● **SHORT EXERCISE**:
Look over the entries that follow and work out how many lines contain "созданных". State the number only.

● **MATERIAL PROVIDED**:
>> start

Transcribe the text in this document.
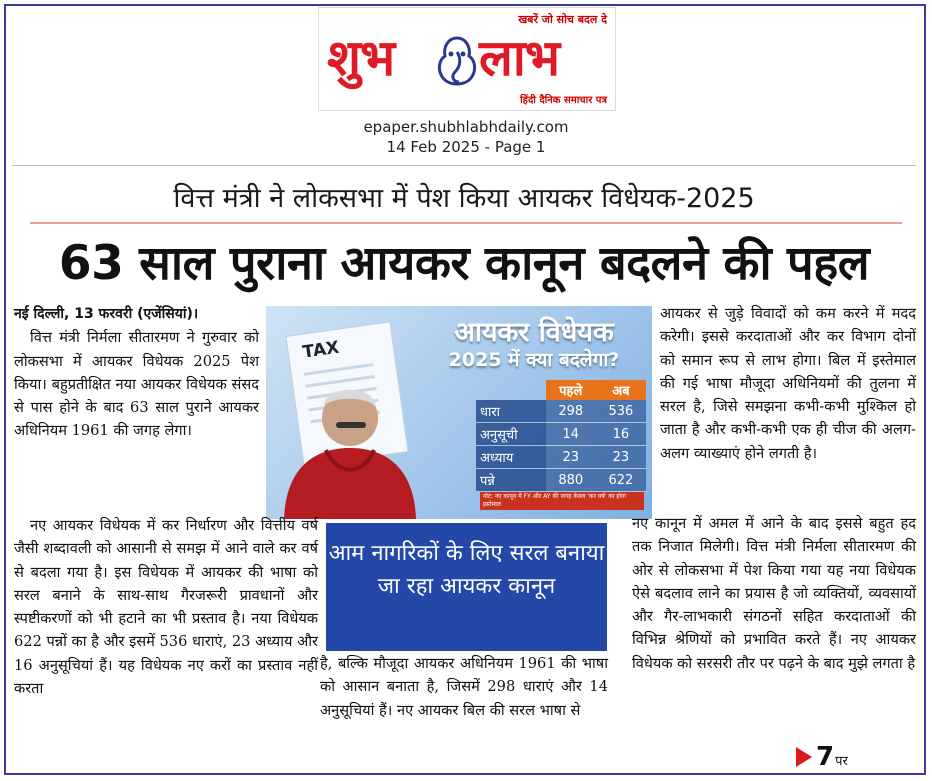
खबरें जो सोच बदल दे
शुभ लाभ
हिंदी दैनिक समाचार पत्र
epaper.shubhlabhdaily.com
14 Feb 2025 - Page 1
वित्त मंत्री ने लोकसभा में पेश किया आयकर विधेयक-2025
63 साल पुराना आयकर कानून बदलने की पहल

नई दिल्ली, 13 फरवरी (एजेंसियां)।

वित्त मंत्री निर्मला सीतारमण ने गुरुवार को लोकसभा में आयकर विधेयक 2025 पेश किया। बहुप्रतीक्षित नया आयकर विधेयक संसद से पास होने के बाद 63 साल पुराने आयकर अधिनियम 1961 की जगह लेगा।

TAX
आयकर विधेयक
2025 में क्या बदलेगा?
	पहले	अब
धारा	298	536
अनुसूची	14	16
अध्याय	23	23
पन्ने	880	622
नोट: नए कानून में FY और AY की जगह केवल 'कर वर्ष' का होगा इस्तेमाल

आयकर से जुड़े विवादों को कम करने में मदद करेगी। इससे करदाताओं और कर विभाग दोनों को समान रूप से लाभ होगा। बिल में इस्तेमाल की गई भाषा मौजूदा अधिनियमों की तुलना में सरल है, जिसे समझना कभी-कभी मुश्किल हो जाता है और कभी-कभी एक ही चीज की अलग-अलग व्याख्याएं होने लगती है।

नए आयकर विधेयक में कर निर्धारण और वित्तीय वर्ष जैसी शब्दावली को आसानी से समझ में आने वाले कर वर्ष से बदला गया है। इस विधेयक में आयकर की भाषा को सरल बनाने के साथ-साथ गैरजरूरी प्रावधानों और स्पष्टीकरणों को भी हटाने का भी प्रस्ताव है। नया विधेयक 622 पन्नों का है और इसमें 536 धाराएं, 23 अध्याय और 16 अनुसूचियां हैं। यह विधेयक नए करों का प्रस्ताव नहीं करता

आम नागरिकों के लिए सरल बनाया जा रहा आयकर कानून

है, बल्कि मौजूदा आयकर अधिनियम 1961 की भाषा को आसान बनाता है, जिसमें 298 धाराएं और 14 अनुसूचियां हैं। नए आयकर बिल की सरल भाषा से

नए कानून में अमल में आने के बाद इससे बहुत हद तक निजात मिलेगी। वित्त मंत्री निर्मला सीतारमण की ओर से लोकसभा में पेश किया गया यह नया विधेयक ऐसे बदलाव लाने का प्रयास है जो व्यक्तियों, व्यवसायों और गैर-लाभकारी संगठनों सहित करदाताओं की विभिन्न श्रेणियों को प्रभावित करते हैं। नए आयकर विधेयक को सरसरी तौर पर पढ़ने के बाद मुझे लगता है

7 पर
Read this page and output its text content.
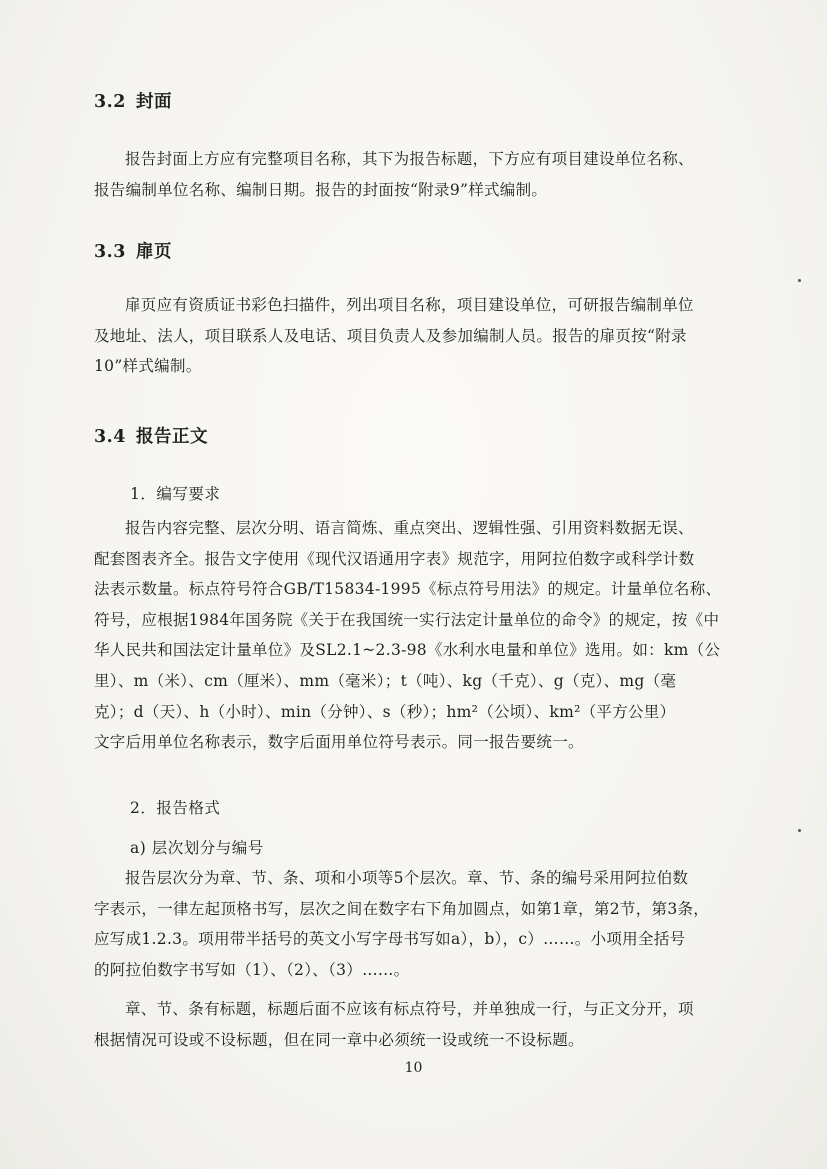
3.2 封面
报告封面上方应有完整项目名称，其下为报告标题，下方应有项目建设单位名称、
报告编制单位名称、编制日期。报告的封面按“附录9”样式编制。
3.3 扉页
扉页应有资质证书彩色扫描件，列出项目名称，项目建设单位，可研报告编制单位
及地址、法人，项目联系人及电话、项目负责人及参加编制人员。报告的扉页按“附录
10”样式编制。
3.4 报告正文
1．编写要求
报告内容完整、层次分明、语言简炼、重点突出、逻辑性强、引用资料数据无误、
配套图表齐全。报告文字使用《现代汉语通用字表》规范字，用阿拉伯数字或科学计数
法表示数量。标点符号符合GB/T15834-1995《标点符号用法》的规定。计量单位名称、
符号，应根据1984年国务院《关于在我国统一实行法定计量单位的命令》的规定，按《中
华人民共和国法定计量单位》及SL2.1~2.3-98《水利水电量和单位》选用。如：km（公
里）、m（米）、cm（厘米）、mm（毫米）；t（吨）、kg（千克）、g（克）、mg（毫
克）；d（天）、h（小时）、min（分钟）、s（秒）；hm²（公顷）、km²（平方公里）
文字后用单位名称表示，数字后面用单位符号表示。同一报告要统一。
2．报告格式
a) 层次划分与编号
报告层次分为章、节、条、项和小项等5个层次。章、节、条的编号采用阿拉伯数
字表示，一律左起顶格书写，层次之间在数字右下角加圆点，如第1章，第2节，第3条，
应写成1.2.3。项用带半括号的英文小写字母书写如a），b），c）……。小项用全括号
的阿拉伯数字书写如（1）、（2）、（3）……。
章、节、条有标题，标题后面不应该有标点符号，并单独成一行，与正文分开，项
根据情况可设或不设标题，但在同一章中必须统一设或统一不设标题。
10
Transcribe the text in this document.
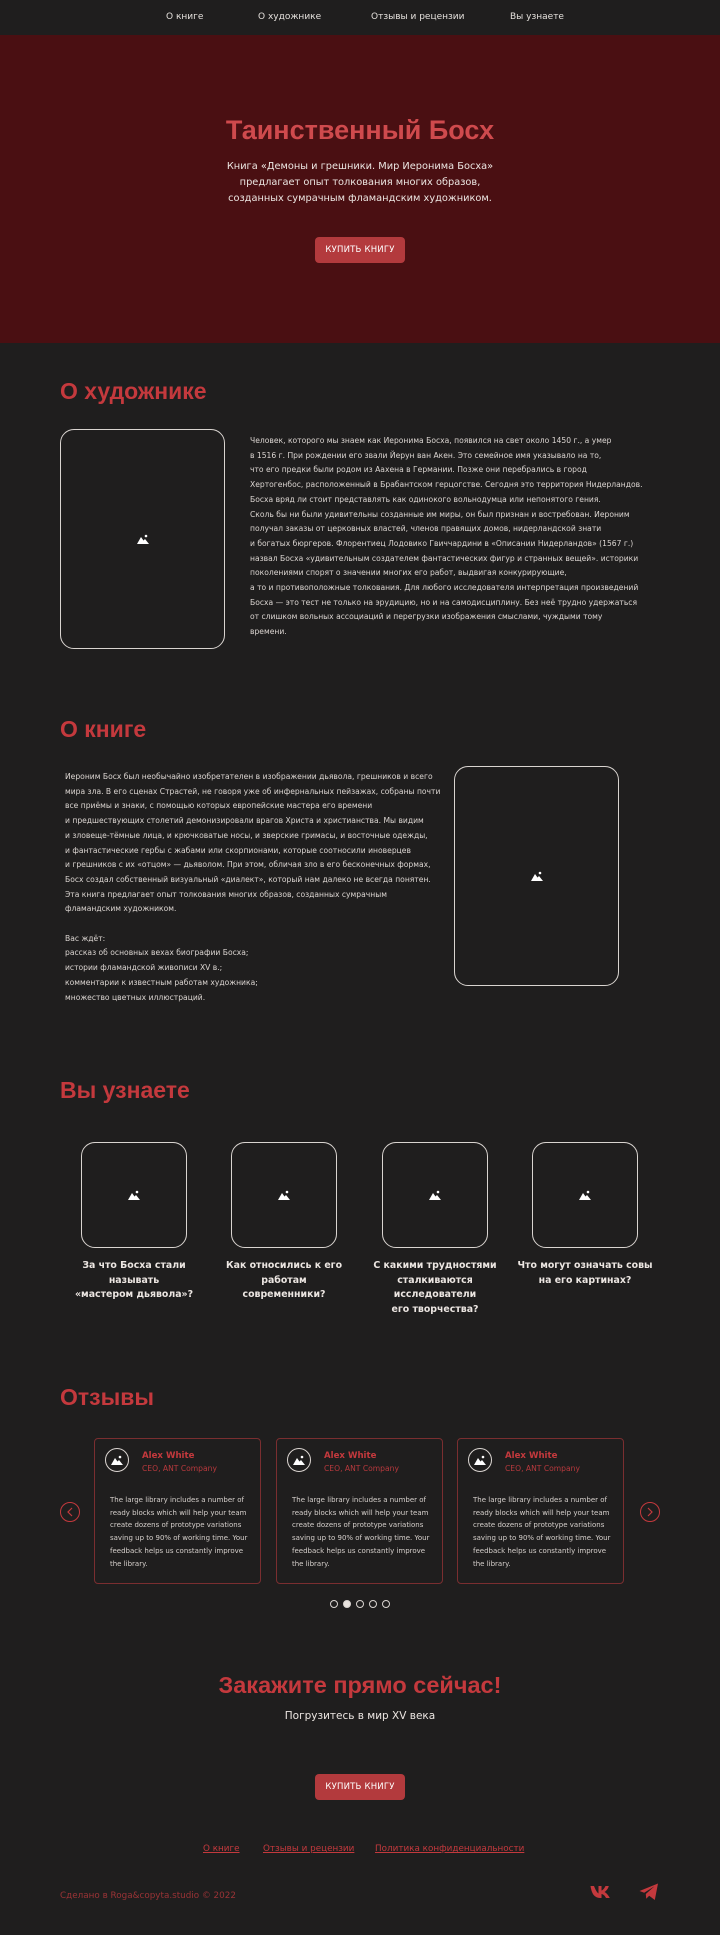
О книге	О художнике	Отзывы и рецензии	Вы узнаете
Таинственный Босх

Книга «Демоны и грешники. Мир Иеронима Босха»

предлагает опыт толкования многих образов,

созданных сумрачным фламандским художником.

КУПИТЬ КНИГУ
О художнике

Человек, которого мы знаем как Иеронима Босха, появился на свет около 1450 г., а умер

в 1516 г. При рождении его звали Йерун ван Акен. Это семейное имя указывало на то,

что его предки были родом из Аахена в Германии. Позже они перебрались в город

Хертогенбос, расположенный в Брабантском герцогстве. Сегодня это территория Нидерландов.

Босха вряд ли стоит представлять как одинокого вольнодумца или непонятого гения.

Сколь бы ни были удивительны созданные им миры, он был признан и востребован. Иероним

получал заказы от церковных властей, членов правящих домов, нидерландской знати

и богатых бюргеров. Флорентиец Лодовико Гвиччардини в «Описании Нидерландов» (1567 г.)

назвал Босха «удивительным создателем фантастических фигур и странных вещей». историки

поколениями спорят о значении многих его работ, выдвигая конкурирующие,

а то и противоположные толкования. Для любого исследователя интерпретация произведений

Босха — это тест не только на эрудицию, но и на самодисциплину. Без неё трудно удержаться

от слишком вольных ассоциаций и перегрузки изображения смыслами, чуждыми тому

времени.

О книге

Иероним Босх был необычайно изобретателен в изображении дьявола, грешников и всего

мира зла. В его сценах Страстей, не говоря уже об инфернальных пейзажах, собраны почти

все приёмы и знаки, с помощью которых европейские мастера его времени

и предшествующих столетий демонизировали врагов Христа и христианства. Мы видим

и зловеще-тёмные лица, и крючковатые носы, и зверские гримасы, и восточные одежды,

и фантастические гербы с жабами или скорпионами, которые соотносили иноверцев

и грешников с их «отцом» — дьяволом. При этом, обличая зло в его бесконечных формах,

Босх создал собственный визуальный «диалект», который нам далеко не всегда понятен.

Эта книга предлагает опыт толкования многих образов, созданных сумрачным

фламандским художником.

Вас ждёт:

рассказ об основных вехах биографии Босха;

истории фламандской живописи XV в.;

комментарии к известным работам художника;

множество цветных иллюстраций.

Вы узнаете

За что Босха стали называть

«мастером дьявола»?

Как относились к его работам

современники?

С какими трудностями

сталкиваются исследователи

его творчества?

Что могут означать совы

на его картинах?

Отзывы
Alex White
CEO, ANT Company

The large library includes a number of

ready blocks which will help your team

create dozens of prototype variations

saving up to 90% of working time. Your

feedback helps us constantly improve

the library.

Alex White
CEO, ANT Company

The large library includes a number of

ready blocks which will help your team

create dozens of prototype variations

saving up to 90% of working time. Your

feedback helps us constantly improve

the library.

Alex White
CEO, ANT Company

The large library includes a number of

ready blocks which will help your team

create dozens of prototype variations

saving up to 90% of working time. Your

feedback helps us constantly improve

the library.

Закажите прямо сейчас!

Погрузитесь в мир XV века

КУПИТЬ КНИГУ
О книге	Отзывы и рецензии Политика конфиденциальности
Сделано в Roga&copyta.studio © 2022
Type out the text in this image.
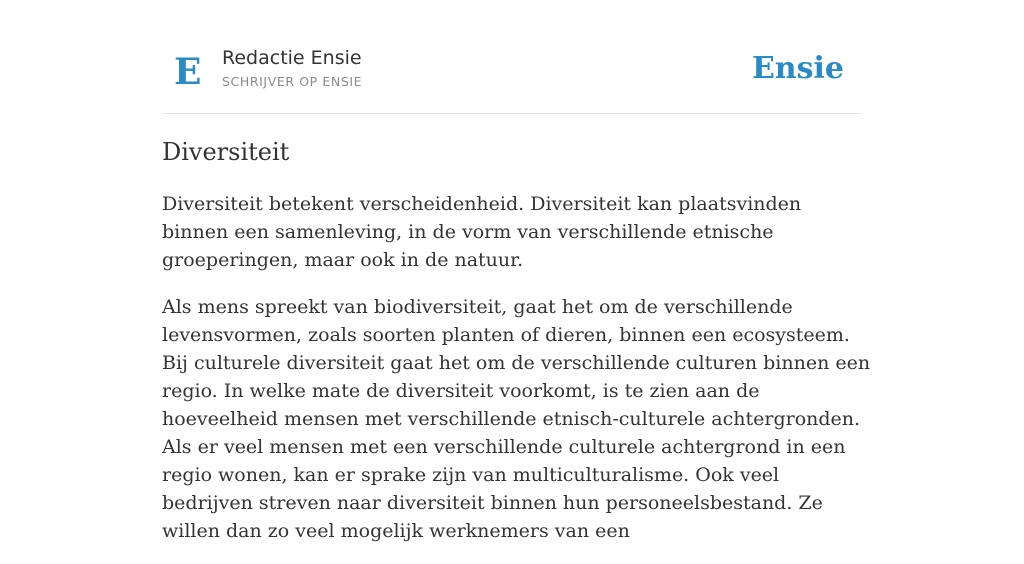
E Redactie Ensie
SCHRIJVER OP ENSIE	Ensie
Diversiteit

Diversiteit betekent verscheidenheid. Diversiteit kan plaatsvinden binnen een samenleving, in de vorm van verschillende etnische groeperingen, maar ook in de natuur.

Als mens spreekt van biodiversiteit, gaat het om de verschillende levensvormen, zoals soorten planten of dieren, binnen een ecosysteem. Bij culturele diversiteit gaat het om de verschillende culturen binnen een regio. In welke mate de diversiteit voorkomt, is te zien aan de hoeveelheid mensen met verschillende etnisch-culturele achtergronden. Als er veel mensen met een verschillende culturele achtergrond in een regio wonen, kan er sprake zijn van multiculturalisme. Ook veel bedrijven streven naar diversiteit binnen hun personeelsbestand. Ze willen dan zo veel mogelijk werknemers van een
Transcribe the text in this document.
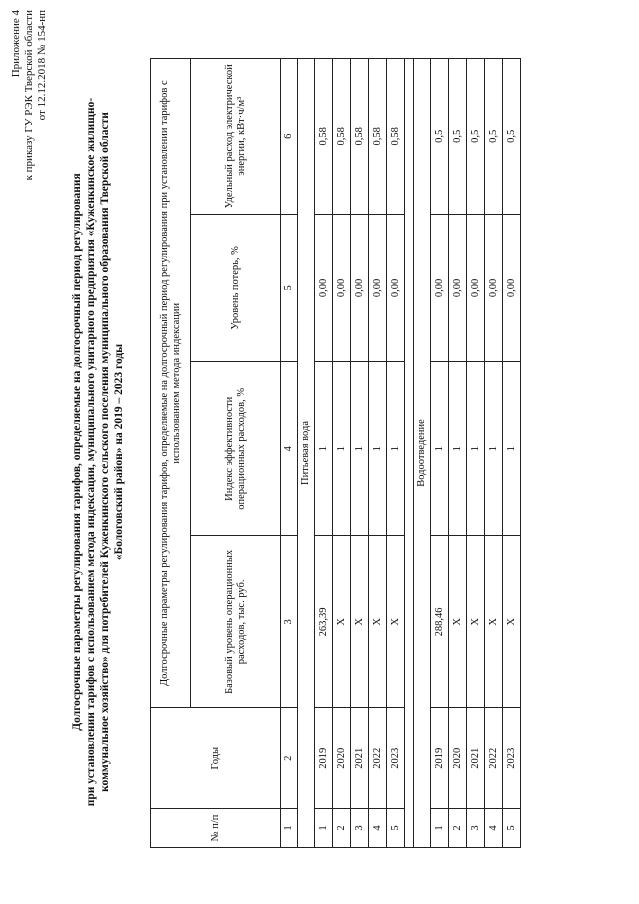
Приложение 4 к приказу ГУ РЭК Тверской области от 12.12.2018 № 154-нп
Долгосрочные параметры регулирования тарифов, определяемые на долгосрочный период регулирования при установлении тарифов с использованием метода индексации, муниципального унитарного предприятия «Куженкинское жилищно- коммунальное хозяйство» для потребителей Куженкинского сельского поселения муниципального образования Тверской области «Бологовский район» на 2019 – 2023 годы
№ п/п	Годы	Долгосрочные параметры регулирования тарифов, определяемые на долгосрочный период регулирования при установлении тарифов с использованием метода индексации			
		Базовый уровень операционных расходов, тыс. руб.	Индекс эффективности операционных расходов, %	Уровень потерь, %	Удельный расход электрической энергии, кВт·ч/м³
1	2	3	4	5	6
Питьевая вода					
1	2019	263,39	1	0,00	0,58
2	2020	Х	1	0,00	0,58
3	2021	Х	1	0,00	0,58
4	2022	Х	1	0,00	0,58
5	2023	Х	1	0,00	0,58

Водоотведение					
1	2019	288,46	1	0,00	0,5
2	2020	Х	1	0,00	0,5
3	2021	Х	1	0,00	0,5
4	2022	Х	1	0,00	0,5
5	2023	Х	1	0,00	0,5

>> end

● **CORRECT ANSWER**:
2